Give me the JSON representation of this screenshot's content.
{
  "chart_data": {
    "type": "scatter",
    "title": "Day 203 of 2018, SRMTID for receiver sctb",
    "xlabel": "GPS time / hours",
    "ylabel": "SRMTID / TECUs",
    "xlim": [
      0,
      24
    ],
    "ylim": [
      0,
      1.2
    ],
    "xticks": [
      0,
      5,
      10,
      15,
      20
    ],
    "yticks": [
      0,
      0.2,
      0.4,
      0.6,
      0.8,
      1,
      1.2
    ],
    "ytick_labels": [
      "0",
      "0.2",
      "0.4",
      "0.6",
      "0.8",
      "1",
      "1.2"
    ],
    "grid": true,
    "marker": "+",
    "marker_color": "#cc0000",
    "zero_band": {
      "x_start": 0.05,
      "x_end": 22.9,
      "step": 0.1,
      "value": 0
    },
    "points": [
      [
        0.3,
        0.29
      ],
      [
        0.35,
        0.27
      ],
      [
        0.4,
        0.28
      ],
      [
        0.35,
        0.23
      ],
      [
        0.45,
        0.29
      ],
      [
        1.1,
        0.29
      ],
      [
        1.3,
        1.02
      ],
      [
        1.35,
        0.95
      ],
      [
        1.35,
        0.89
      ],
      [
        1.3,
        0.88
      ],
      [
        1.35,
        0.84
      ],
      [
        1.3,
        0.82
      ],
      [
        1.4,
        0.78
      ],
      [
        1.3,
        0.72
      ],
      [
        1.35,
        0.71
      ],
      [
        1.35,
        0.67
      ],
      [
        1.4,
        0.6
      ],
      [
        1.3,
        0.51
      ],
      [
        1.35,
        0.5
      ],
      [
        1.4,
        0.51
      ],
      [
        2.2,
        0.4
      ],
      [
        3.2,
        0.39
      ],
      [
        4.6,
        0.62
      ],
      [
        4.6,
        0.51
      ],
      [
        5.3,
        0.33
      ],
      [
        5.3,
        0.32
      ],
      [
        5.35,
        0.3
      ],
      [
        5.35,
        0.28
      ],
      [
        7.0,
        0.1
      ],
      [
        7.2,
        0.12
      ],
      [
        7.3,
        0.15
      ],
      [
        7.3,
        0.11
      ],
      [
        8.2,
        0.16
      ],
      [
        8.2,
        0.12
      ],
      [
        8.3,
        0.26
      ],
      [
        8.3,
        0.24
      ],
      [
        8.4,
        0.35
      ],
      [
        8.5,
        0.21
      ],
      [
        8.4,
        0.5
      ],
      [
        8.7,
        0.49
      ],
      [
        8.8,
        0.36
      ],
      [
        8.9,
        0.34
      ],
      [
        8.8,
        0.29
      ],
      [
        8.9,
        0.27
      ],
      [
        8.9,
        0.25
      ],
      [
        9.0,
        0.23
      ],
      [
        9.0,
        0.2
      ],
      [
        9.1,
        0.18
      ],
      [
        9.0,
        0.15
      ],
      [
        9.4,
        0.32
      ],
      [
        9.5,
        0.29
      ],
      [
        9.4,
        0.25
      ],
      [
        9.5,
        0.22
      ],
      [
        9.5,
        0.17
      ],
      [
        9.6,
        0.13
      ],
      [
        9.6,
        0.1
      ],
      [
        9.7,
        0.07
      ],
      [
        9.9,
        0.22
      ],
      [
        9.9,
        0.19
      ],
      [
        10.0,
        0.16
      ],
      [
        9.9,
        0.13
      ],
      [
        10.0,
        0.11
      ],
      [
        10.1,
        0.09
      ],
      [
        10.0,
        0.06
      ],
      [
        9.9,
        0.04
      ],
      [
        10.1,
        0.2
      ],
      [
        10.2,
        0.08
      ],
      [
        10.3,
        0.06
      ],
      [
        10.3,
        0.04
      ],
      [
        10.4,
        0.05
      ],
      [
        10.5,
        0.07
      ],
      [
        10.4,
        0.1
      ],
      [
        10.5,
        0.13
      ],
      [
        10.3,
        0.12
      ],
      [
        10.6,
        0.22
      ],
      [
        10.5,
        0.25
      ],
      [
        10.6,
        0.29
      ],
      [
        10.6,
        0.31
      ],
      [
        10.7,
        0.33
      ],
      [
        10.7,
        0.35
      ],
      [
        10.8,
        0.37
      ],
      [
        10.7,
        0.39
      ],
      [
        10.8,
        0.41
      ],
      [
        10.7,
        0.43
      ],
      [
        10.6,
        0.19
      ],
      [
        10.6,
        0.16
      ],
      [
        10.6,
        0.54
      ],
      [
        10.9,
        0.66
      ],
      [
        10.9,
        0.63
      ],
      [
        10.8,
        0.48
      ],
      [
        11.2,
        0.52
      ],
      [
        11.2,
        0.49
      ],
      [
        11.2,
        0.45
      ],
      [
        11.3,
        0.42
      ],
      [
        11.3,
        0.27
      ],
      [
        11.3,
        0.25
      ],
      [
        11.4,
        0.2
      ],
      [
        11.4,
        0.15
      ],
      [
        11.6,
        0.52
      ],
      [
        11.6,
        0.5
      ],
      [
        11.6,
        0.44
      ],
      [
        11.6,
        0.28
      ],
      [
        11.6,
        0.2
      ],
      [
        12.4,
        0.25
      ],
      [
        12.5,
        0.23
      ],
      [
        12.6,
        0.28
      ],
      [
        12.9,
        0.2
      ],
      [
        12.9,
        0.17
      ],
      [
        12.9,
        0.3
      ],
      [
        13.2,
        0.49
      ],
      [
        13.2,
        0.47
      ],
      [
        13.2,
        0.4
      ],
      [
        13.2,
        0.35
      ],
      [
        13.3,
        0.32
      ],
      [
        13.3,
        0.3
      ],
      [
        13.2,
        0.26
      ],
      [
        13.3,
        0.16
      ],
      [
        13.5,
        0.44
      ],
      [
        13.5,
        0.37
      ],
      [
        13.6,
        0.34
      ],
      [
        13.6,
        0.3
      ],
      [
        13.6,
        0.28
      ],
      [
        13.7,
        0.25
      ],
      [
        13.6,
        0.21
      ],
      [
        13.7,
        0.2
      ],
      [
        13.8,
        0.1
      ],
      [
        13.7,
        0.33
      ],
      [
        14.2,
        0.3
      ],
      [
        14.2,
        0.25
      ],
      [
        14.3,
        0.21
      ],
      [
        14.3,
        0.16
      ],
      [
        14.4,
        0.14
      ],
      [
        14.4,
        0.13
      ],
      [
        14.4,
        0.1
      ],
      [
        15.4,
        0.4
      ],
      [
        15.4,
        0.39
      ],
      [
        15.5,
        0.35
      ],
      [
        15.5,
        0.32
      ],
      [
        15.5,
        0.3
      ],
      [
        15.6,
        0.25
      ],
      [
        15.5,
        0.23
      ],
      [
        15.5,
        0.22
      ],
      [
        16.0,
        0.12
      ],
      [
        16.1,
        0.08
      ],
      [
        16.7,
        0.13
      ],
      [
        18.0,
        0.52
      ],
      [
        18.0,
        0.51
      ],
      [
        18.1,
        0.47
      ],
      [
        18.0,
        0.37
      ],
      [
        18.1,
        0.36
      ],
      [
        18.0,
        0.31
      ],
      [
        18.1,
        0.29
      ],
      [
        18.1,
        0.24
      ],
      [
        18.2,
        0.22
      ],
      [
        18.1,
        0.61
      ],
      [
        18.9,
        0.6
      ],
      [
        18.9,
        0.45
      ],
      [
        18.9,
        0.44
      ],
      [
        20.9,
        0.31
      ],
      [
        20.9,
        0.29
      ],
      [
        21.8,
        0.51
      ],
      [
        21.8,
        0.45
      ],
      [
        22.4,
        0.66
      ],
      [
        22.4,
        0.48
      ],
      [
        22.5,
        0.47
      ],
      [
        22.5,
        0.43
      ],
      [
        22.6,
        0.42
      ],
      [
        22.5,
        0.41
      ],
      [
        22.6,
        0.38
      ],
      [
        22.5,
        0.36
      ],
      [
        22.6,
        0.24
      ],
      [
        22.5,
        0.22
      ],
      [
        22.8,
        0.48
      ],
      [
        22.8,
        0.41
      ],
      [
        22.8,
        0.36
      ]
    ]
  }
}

==============================

TASK BRIEF. Go through the material and copy out every line with "SRMTID" in it.

ANSWER BELOW.
    "title": "Day 203 of 2018, SRMTID for receiver sctb",
    "ylabel": "SRMTID / TECUs",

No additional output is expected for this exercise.